TASK PROMPT = Report the number of lines in the entries below that include the word "Requests", and nothing else.

DATASET EXCERPTS =
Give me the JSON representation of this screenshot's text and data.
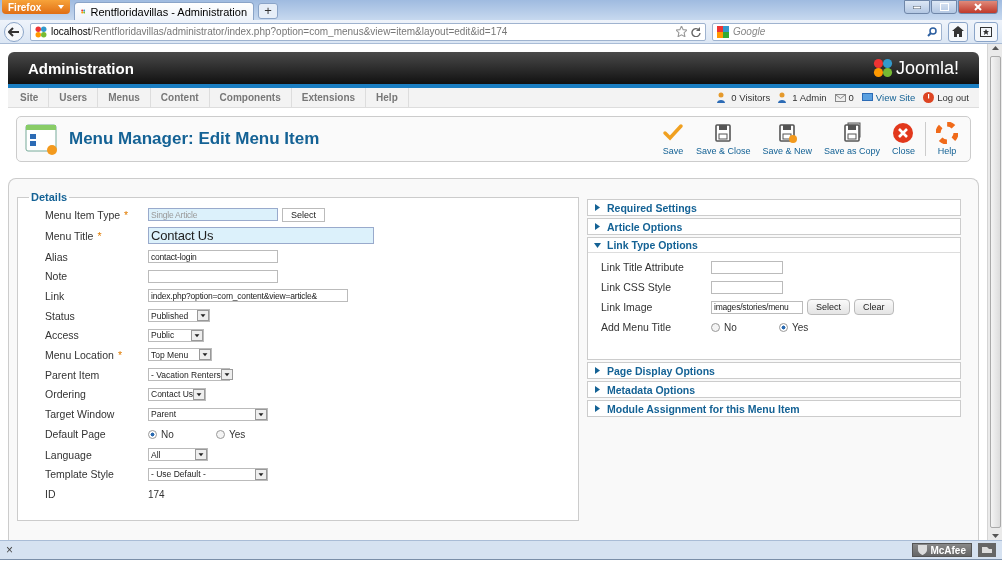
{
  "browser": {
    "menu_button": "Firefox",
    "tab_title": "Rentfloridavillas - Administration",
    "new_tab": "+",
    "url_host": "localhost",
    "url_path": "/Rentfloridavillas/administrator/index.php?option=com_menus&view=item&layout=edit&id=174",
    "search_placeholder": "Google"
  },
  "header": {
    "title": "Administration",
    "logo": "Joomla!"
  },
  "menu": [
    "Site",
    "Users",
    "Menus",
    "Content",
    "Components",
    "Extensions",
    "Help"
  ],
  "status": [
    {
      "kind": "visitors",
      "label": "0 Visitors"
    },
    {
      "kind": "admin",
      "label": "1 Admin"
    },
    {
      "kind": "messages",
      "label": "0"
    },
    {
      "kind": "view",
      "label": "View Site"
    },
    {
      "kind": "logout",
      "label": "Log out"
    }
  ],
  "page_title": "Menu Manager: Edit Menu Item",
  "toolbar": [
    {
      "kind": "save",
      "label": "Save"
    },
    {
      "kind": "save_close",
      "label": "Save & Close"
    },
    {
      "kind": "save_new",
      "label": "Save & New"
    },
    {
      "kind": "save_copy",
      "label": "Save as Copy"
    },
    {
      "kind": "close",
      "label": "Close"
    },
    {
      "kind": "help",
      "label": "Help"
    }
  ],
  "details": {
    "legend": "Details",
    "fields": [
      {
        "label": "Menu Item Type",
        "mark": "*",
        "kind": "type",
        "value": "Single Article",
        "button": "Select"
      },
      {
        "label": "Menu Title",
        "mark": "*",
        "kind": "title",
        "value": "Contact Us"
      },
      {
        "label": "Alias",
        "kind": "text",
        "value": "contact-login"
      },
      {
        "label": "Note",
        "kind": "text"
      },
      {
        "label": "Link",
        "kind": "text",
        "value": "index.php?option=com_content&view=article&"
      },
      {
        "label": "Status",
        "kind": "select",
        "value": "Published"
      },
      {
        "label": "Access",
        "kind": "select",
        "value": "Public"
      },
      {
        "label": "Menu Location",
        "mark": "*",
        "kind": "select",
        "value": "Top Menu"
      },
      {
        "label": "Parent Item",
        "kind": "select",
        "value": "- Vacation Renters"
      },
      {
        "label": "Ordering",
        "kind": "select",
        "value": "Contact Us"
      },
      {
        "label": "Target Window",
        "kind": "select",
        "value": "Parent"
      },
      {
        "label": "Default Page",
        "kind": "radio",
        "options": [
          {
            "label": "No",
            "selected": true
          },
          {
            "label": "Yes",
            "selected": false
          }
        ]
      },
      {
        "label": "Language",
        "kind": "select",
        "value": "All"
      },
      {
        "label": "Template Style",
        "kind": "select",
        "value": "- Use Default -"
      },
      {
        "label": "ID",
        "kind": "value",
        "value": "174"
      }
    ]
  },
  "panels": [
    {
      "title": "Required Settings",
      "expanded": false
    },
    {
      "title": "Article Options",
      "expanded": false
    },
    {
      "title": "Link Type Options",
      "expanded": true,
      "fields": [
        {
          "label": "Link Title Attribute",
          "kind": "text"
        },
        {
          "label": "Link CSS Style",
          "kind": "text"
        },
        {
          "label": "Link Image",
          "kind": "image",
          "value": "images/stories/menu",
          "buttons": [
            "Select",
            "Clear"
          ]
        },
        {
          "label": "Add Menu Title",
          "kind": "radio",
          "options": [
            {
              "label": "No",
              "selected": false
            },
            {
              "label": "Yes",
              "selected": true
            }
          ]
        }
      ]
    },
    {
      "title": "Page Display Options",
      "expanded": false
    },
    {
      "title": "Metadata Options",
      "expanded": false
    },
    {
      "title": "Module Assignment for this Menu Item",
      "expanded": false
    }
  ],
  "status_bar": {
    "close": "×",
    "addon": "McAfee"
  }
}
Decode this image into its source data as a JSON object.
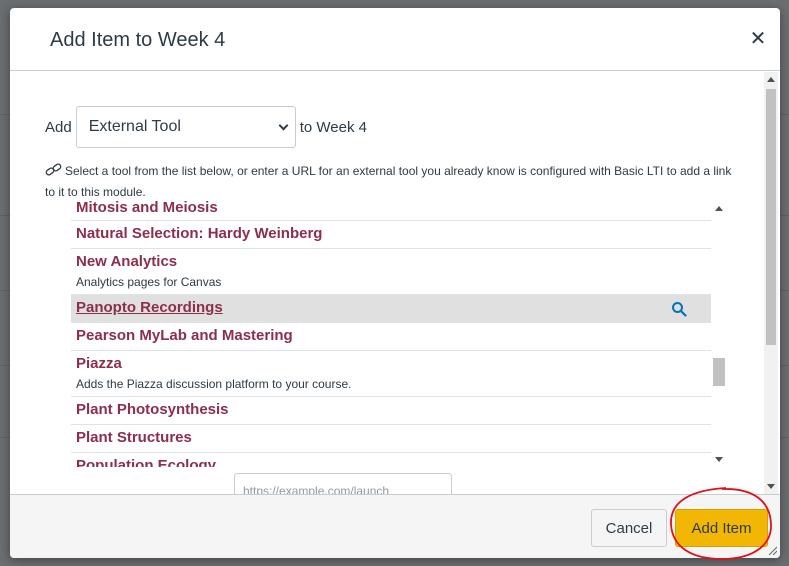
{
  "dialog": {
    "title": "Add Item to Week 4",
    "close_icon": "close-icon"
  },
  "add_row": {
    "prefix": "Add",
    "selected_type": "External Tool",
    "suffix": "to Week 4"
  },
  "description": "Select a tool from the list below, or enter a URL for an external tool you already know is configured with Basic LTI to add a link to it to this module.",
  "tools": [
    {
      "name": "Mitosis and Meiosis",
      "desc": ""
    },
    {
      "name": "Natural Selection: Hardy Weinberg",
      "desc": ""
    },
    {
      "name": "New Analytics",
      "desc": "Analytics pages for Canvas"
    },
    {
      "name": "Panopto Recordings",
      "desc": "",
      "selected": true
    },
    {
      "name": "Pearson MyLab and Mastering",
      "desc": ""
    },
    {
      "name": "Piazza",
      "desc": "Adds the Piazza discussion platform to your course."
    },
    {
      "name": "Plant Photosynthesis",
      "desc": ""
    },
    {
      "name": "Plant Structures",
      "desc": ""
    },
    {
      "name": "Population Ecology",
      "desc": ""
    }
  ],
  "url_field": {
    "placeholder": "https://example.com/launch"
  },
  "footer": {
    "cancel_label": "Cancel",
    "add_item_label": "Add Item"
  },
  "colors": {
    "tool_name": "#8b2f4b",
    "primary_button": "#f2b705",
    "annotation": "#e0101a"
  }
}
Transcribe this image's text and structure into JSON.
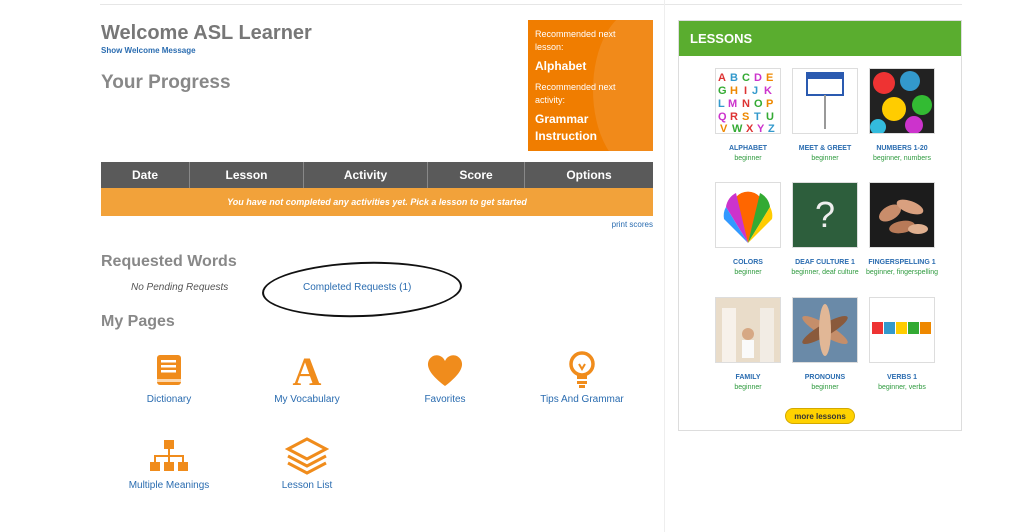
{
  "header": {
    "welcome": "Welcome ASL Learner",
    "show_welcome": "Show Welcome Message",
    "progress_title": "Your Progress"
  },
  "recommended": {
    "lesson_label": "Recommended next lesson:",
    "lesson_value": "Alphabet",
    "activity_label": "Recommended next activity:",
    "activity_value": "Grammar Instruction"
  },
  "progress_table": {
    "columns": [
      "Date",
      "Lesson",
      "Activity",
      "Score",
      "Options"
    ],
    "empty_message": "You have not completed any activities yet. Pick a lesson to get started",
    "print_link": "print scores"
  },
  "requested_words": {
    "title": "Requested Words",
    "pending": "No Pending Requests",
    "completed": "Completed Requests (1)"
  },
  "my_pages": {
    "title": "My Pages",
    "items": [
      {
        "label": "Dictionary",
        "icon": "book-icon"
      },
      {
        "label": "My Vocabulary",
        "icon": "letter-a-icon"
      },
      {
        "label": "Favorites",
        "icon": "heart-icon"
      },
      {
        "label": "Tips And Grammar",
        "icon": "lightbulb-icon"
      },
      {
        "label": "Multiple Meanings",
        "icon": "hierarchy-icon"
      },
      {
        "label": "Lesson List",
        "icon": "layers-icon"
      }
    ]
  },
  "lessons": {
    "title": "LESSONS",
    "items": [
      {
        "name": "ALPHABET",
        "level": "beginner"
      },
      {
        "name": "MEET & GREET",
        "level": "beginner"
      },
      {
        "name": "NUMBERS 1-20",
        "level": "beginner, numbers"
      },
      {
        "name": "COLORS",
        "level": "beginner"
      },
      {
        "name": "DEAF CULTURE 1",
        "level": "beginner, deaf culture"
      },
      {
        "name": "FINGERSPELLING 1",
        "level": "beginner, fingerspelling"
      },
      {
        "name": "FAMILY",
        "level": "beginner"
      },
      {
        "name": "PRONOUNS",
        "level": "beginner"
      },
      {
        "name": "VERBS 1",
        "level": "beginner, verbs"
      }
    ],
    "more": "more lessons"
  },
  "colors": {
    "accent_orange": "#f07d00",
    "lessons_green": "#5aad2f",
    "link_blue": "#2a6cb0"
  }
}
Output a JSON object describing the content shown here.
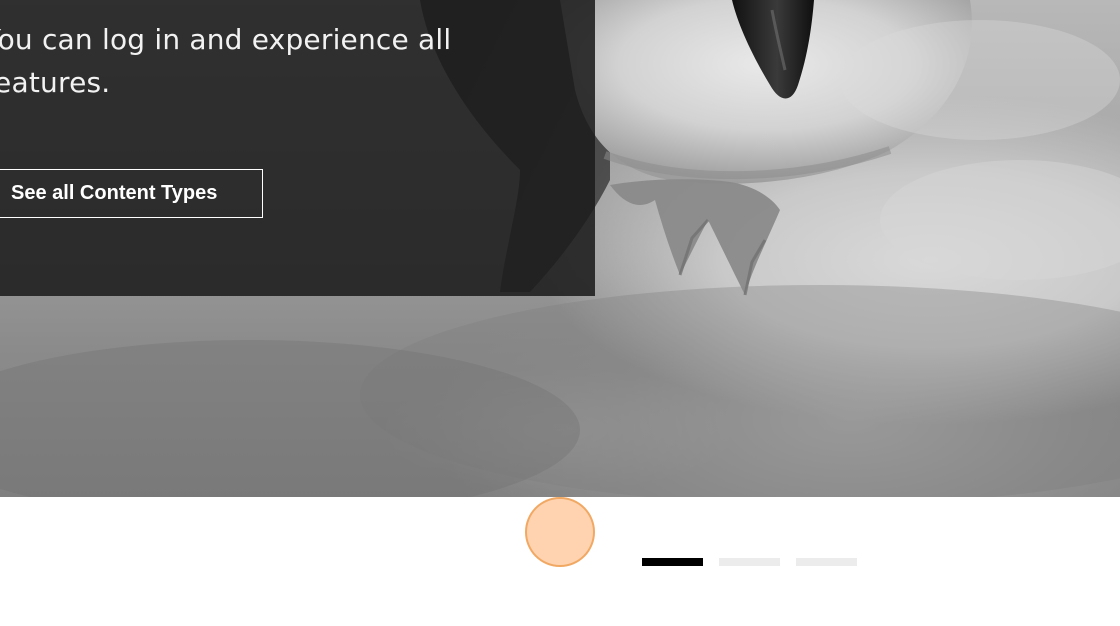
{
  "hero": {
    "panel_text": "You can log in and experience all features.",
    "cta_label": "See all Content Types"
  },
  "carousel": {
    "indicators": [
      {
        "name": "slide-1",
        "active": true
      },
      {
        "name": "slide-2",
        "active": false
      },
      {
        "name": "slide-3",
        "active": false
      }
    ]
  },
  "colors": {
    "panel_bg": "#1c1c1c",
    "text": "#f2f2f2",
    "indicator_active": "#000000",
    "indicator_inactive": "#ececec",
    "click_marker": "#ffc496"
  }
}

ANSWER TO THE EXERCISE = 2